## Short problem
Output the material below in full, exactly as it is.

— Begin Material shown —

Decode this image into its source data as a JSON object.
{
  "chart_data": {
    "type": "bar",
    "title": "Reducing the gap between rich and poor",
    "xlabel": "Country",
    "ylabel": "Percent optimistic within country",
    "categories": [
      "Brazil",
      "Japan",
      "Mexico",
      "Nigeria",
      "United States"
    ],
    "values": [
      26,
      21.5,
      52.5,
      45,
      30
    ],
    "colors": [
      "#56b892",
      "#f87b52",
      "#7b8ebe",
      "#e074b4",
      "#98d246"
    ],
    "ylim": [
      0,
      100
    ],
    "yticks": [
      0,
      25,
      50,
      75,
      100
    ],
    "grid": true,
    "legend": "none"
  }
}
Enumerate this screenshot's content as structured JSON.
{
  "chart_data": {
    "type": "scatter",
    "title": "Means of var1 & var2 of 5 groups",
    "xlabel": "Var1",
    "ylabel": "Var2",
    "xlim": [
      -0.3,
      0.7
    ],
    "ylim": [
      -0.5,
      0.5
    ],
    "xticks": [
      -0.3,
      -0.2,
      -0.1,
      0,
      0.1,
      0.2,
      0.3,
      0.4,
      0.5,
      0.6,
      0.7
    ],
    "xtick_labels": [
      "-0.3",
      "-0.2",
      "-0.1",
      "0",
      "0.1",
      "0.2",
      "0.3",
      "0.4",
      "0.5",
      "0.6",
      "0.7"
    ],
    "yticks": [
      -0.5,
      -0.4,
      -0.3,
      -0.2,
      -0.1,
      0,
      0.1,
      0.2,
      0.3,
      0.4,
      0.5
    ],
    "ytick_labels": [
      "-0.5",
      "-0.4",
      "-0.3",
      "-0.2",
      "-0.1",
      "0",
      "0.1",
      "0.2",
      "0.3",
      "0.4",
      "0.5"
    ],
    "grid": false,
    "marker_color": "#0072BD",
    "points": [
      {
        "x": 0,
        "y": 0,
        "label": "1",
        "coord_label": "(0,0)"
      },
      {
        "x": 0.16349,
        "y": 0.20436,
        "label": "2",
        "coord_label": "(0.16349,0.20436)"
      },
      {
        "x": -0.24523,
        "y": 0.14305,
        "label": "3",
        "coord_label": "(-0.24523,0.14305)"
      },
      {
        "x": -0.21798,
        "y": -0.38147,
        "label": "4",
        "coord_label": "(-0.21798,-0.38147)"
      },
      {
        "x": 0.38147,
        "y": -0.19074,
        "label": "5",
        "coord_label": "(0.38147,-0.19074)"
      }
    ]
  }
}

— End Material shown —

## Response
Decode this image into its source data as a JSON object.
{
  "chart_data": {
    "type": "bar",
    "title": "Reducing the gap between rich and poor",
    "xlabel": "Country",
    "ylabel": "Percent optimistic within country",
    "categories": [
      "Brazil",
      "Japan",
      "Mexico",
      "Nigeria",
      "United States"
    ],
    "values": [
      26,
      21.5,
      52.5,
      45,
      30
    ],
    "colors": [
      "#56b892",
      "#f87b52",
      "#7b8ebe",
      "#e074b4",
      "#98d246"
    ],
    "ylim": [
      0,
      100
    ],
    "yticks": [
      0,
      25,
      50,
      75,
      100
    ],
    "grid": true,
    "legend": "none"
  }
}
Enumerate this screenshot's content as structured JSON.
{
  "chart_data": {
    "type": "scatter",
    "title": "Means of var1 & var2 of 5 groups",
    "xlabel": "Var1",
    "ylabel": "Var2",
    "xlim": [
      -0.3,
      0.7
    ],
    "ylim": [
      -0.5,
      0.5
    ],
    "xticks": [
      -0.3,
      -0.2,
      -0.1,
      0,
      0.1,
      0.2,
      0.3,
      0.4,
      0.5,
      0.6,
      0.7
    ],
    "xtick_labels": [
      "-0.3",
      "-0.2",
      "-0.1",
      "0",
      "0.1",
      "0.2",
      "0.3",
      "0.4",
      "0.5",
      "0.6",
      "0.7"
    ],
    "yticks": [
      -0.5,
      -0.4,
      -0.3,
      -0.2,
      -0.1,
      0,
      0.1,
      0.2,
      0.3,
      0.4,
      0.5
    ],
    "ytick_labels": [
      "-0.5",
      "-0.4",
      "-0.3",
      "-0.2",
      "-0.1",
      "0",
      "0.1",
      "0.2",
      "0.3",
      "0.4",
      "0.5"
    ],
    "grid": false,
    "marker_color": "#0072BD",
    "points": [
      {
        "x": 0,
        "y": 0,
        "label": "1",
        "coord_label": "(0,0)"
      },
      {
        "x": 0.16349,
        "y": 0.20436,
        "label": "2",
        "coord_label": "(0.16349,0.20436)"
      },
      {
        "x": -0.24523,
        "y": 0.14305,
        "label": "3",
        "coord_label": "(-0.24523,0.14305)"
      },
      {
        "x": -0.21798,
        "y": -0.38147,
        "label": "4",
        "coord_label": "(-0.21798,-0.38147)"
      },
      {
        "x": 0.38147,
        "y": -0.19074,
        "label": "5",
        "coord_label": "(0.38147,-0.19074)"
      }
    ]
  }
}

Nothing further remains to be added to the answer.